== DATA SUPPLIED ==

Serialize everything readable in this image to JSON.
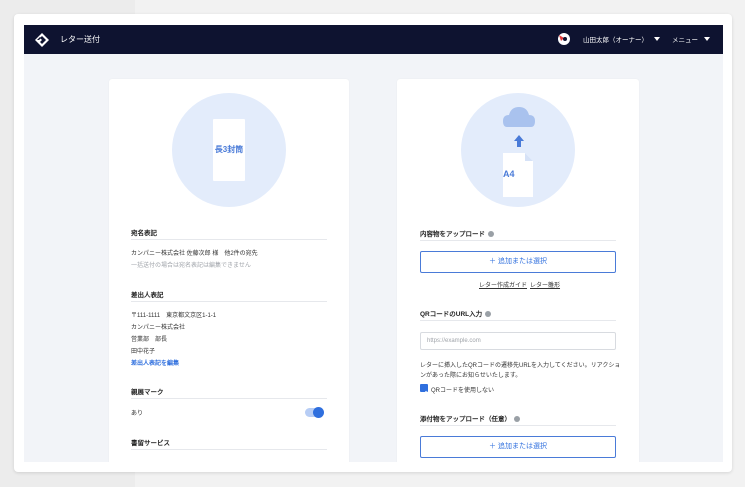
{
  "header": {
    "app_title": "レター送付",
    "user_name": "山田太郎（オーナー）",
    "menu_label": "メニュー"
  },
  "left_card": {
    "envelope_label": "長3封筒",
    "recipient": {
      "label": "宛名表記",
      "line1": "カンパニー株式会社 佐藤次郎 様　他2件の宛先",
      "note": "一括送付の場合は宛名表記は編集できません"
    },
    "sender": {
      "label": "差出人表記",
      "lines": [
        "〒111-1111　東京都文京区1-1-1",
        "カンパニー株式会社",
        "営業部　部長",
        "田中花子"
      ],
      "edit_link": "差出人表記を編集"
    },
    "seal": {
      "label": "親展マーク",
      "value": "あり",
      "enabled": true
    },
    "writing_service": {
      "label": "書留サービス"
    }
  },
  "right_card": {
    "paper_label": "A4",
    "upload_contents": {
      "label": "内容物をアップロード",
      "button_label": "＋ 追加または選択",
      "guide_link": "レター作成ガイド",
      "sample_link": "レター雛形"
    },
    "qr": {
      "label": "QRコードのURL入力",
      "placeholder": "https://example.com",
      "description_line1": "レターに挿入したQRコードの遷移先URLを入力してください。リアクショ",
      "description_line2": "ンがあった際にお知らせいたします。",
      "checkbox_label": "QRコードを使用しない",
      "checkbox_checked": true
    },
    "attachments": {
      "label": "添付物をアップロード（任意）",
      "button_label": "＋ 追加または選択"
    }
  },
  "colors": {
    "topbar": "#0e1330",
    "accent": "#2f6fde",
    "circle": "#e3ecfb"
  }
}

== THE EXERCISE ==
Pull out every line in the material above where "カンパニー株式会社" occurs.

== REPLY ==
      "line1": "カンパニー株式会社 佐藤次郎 様　他2件の宛先",
        "カンパニー株式会社",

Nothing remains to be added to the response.